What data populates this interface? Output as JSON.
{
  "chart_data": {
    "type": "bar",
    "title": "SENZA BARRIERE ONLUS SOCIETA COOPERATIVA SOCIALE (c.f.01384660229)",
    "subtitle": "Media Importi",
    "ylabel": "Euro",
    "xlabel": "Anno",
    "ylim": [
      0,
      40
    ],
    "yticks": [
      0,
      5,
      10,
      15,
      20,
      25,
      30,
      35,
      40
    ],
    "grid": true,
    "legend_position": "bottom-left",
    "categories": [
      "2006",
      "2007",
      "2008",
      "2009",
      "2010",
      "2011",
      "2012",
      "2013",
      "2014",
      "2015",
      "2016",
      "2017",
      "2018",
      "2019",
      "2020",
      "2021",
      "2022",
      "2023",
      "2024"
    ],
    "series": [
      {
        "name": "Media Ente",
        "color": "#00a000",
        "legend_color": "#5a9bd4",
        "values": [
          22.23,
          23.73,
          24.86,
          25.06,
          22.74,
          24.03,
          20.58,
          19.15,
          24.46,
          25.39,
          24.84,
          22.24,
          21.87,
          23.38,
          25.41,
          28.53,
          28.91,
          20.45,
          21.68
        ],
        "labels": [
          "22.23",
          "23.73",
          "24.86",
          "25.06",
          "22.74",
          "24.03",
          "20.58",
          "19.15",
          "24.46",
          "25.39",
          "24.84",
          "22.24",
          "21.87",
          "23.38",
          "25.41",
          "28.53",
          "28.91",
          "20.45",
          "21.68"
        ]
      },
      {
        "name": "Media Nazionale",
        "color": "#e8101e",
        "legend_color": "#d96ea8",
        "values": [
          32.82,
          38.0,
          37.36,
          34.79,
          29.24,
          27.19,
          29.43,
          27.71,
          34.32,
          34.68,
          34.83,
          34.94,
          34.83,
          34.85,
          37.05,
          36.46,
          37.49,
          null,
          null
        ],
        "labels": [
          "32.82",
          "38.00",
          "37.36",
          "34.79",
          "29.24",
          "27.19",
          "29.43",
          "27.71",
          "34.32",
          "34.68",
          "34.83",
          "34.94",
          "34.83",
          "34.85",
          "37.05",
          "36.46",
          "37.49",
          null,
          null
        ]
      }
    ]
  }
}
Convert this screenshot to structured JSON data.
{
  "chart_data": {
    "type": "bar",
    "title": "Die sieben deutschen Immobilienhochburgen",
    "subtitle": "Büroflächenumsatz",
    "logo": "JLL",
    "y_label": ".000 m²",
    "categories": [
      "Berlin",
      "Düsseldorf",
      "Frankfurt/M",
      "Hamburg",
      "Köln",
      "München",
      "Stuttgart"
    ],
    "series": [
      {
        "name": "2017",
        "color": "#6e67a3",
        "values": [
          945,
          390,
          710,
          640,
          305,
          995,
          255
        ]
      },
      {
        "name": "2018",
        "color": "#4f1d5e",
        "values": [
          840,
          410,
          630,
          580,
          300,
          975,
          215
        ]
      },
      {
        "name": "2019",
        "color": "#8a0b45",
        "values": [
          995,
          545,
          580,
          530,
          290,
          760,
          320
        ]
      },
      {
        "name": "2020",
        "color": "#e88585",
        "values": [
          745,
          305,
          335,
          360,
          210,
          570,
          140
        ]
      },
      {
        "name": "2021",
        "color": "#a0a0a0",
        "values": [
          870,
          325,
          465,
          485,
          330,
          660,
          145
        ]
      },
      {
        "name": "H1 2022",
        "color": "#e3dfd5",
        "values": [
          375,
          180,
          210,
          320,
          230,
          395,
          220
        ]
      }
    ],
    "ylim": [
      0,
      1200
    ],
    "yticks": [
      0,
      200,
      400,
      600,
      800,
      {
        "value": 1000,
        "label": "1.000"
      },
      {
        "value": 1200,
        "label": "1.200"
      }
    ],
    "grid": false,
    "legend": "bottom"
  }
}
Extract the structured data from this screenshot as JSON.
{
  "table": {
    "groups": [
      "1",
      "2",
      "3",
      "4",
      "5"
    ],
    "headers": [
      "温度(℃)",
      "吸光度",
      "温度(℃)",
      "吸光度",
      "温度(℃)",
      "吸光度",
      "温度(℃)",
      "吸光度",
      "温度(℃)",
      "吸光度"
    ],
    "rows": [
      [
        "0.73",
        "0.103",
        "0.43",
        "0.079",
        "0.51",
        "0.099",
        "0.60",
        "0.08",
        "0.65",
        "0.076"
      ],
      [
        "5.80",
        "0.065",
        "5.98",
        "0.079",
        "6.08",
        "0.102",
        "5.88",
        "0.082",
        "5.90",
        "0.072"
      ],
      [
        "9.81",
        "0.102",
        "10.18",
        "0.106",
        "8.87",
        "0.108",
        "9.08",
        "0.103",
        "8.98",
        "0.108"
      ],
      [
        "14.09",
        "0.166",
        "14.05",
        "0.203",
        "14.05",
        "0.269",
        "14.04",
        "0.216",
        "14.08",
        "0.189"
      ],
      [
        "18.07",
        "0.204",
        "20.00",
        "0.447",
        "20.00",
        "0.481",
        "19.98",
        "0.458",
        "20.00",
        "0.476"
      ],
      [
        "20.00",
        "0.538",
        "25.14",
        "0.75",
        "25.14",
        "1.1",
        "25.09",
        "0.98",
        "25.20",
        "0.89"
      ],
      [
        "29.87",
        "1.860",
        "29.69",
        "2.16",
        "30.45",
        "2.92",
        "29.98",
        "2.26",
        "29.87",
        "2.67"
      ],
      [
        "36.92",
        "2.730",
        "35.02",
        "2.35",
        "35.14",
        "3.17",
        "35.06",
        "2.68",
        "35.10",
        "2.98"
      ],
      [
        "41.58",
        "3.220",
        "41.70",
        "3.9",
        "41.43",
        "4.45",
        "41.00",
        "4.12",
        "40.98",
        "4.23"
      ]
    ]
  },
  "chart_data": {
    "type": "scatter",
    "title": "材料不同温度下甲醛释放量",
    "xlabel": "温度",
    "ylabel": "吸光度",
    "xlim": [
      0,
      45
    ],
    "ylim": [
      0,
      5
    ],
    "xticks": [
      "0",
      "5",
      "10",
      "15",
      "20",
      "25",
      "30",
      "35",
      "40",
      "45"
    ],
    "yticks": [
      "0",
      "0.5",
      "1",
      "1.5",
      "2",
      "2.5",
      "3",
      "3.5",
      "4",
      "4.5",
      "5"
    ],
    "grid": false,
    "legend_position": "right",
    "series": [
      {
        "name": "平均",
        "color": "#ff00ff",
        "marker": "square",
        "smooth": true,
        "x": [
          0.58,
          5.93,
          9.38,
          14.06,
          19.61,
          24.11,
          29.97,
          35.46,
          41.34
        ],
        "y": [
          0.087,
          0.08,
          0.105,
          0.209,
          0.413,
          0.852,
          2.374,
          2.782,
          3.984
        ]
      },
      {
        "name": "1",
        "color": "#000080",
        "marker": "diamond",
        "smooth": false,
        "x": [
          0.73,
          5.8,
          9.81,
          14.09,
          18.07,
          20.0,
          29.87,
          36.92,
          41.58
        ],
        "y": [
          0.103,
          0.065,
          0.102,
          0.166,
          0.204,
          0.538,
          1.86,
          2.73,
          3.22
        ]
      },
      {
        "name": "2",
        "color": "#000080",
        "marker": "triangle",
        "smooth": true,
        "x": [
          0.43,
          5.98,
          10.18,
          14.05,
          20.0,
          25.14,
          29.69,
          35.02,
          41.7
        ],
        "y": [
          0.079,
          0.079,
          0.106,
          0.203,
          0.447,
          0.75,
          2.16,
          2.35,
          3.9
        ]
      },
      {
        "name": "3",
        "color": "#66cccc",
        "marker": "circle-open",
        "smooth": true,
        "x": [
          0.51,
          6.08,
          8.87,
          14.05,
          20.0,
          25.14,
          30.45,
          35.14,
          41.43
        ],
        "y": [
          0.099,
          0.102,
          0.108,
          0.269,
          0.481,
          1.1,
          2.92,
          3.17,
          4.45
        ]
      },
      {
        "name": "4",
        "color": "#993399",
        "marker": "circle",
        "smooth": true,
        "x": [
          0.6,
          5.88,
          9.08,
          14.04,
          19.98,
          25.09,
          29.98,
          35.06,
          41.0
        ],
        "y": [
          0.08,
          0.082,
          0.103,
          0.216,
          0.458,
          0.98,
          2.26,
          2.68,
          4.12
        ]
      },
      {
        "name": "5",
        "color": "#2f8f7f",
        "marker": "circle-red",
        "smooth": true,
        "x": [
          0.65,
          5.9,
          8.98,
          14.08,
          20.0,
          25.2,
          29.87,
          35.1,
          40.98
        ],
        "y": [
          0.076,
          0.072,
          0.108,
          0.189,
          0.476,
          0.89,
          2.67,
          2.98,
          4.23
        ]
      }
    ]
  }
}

━━━━━━━━━━

Set exercise> Of the lines above, how many hold the string "Media"? Answer with only the number.

Solution for this exercise> 3